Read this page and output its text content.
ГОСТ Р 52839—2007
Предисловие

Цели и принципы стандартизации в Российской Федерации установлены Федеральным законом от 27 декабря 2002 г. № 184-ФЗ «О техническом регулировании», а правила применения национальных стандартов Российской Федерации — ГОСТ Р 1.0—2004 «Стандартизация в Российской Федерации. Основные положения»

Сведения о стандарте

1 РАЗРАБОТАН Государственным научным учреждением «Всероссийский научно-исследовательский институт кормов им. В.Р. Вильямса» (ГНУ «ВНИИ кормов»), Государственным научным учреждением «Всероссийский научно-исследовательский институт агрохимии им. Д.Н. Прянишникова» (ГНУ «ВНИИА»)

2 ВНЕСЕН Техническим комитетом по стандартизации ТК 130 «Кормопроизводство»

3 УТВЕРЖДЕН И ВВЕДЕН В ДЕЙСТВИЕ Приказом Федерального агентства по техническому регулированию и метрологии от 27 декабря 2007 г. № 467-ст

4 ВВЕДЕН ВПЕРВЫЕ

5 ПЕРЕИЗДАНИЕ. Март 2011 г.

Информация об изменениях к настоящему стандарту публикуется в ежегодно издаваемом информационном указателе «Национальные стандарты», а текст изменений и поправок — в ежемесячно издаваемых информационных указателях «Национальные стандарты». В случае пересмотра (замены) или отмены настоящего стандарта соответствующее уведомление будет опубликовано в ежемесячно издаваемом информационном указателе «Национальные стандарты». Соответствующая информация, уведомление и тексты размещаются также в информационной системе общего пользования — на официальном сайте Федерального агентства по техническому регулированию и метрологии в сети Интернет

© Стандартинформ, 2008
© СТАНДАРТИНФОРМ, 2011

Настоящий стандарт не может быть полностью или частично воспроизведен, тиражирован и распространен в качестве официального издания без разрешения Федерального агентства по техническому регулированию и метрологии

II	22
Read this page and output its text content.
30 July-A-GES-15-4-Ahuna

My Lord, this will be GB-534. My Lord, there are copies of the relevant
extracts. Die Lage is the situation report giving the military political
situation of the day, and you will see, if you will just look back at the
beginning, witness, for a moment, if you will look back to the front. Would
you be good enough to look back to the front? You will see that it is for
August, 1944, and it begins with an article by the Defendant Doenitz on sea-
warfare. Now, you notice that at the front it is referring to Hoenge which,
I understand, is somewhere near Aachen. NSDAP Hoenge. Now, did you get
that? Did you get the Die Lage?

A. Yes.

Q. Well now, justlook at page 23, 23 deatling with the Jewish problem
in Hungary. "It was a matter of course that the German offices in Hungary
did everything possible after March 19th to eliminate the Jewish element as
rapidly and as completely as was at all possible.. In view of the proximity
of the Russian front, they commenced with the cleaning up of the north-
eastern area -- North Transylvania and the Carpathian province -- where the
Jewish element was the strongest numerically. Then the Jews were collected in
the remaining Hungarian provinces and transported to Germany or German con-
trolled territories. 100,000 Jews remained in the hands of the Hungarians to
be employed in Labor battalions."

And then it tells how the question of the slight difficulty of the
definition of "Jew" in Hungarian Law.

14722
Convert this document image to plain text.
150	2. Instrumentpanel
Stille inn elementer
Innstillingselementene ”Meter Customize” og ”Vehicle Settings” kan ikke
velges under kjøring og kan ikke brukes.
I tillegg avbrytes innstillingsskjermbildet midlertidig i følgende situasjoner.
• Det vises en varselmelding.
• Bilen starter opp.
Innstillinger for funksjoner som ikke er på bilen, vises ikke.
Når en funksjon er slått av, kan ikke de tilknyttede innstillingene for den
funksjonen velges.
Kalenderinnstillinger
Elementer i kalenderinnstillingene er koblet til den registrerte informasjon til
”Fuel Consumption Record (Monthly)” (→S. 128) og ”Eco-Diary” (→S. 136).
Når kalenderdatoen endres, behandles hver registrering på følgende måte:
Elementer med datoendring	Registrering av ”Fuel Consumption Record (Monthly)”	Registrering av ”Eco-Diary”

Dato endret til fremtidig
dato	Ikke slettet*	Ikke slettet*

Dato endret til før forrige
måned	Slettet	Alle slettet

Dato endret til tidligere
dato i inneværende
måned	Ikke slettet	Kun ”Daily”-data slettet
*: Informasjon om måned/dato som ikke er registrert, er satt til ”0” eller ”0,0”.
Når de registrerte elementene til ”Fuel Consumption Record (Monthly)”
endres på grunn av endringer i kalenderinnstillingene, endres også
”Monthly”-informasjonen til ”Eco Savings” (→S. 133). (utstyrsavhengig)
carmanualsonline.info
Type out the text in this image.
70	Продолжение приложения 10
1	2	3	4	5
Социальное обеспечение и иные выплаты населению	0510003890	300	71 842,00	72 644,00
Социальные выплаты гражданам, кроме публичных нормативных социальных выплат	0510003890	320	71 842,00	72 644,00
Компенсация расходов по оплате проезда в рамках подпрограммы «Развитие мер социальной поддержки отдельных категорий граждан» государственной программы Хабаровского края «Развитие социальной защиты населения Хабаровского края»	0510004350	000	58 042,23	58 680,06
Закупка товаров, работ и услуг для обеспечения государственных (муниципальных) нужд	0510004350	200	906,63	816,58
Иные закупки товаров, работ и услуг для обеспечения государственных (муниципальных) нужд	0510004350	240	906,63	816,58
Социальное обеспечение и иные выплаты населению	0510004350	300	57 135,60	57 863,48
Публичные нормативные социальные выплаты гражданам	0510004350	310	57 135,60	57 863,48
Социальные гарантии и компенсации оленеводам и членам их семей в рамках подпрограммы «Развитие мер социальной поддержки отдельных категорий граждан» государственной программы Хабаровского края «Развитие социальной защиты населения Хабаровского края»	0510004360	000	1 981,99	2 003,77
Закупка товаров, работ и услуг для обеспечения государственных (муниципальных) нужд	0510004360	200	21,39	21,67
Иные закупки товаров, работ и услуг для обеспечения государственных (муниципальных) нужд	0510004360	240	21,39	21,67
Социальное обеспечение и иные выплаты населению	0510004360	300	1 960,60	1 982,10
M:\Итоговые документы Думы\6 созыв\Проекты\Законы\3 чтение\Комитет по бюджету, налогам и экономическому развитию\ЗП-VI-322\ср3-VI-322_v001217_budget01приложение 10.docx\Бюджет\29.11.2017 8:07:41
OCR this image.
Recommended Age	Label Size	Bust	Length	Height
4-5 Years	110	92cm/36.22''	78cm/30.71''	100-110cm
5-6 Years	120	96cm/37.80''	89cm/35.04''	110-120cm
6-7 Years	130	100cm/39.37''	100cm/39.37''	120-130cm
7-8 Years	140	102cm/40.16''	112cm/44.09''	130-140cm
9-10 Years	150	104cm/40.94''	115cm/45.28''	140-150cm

================

Directive – Say, as a number only, how many lines of the data contain "Закупка".

Result of this task – 2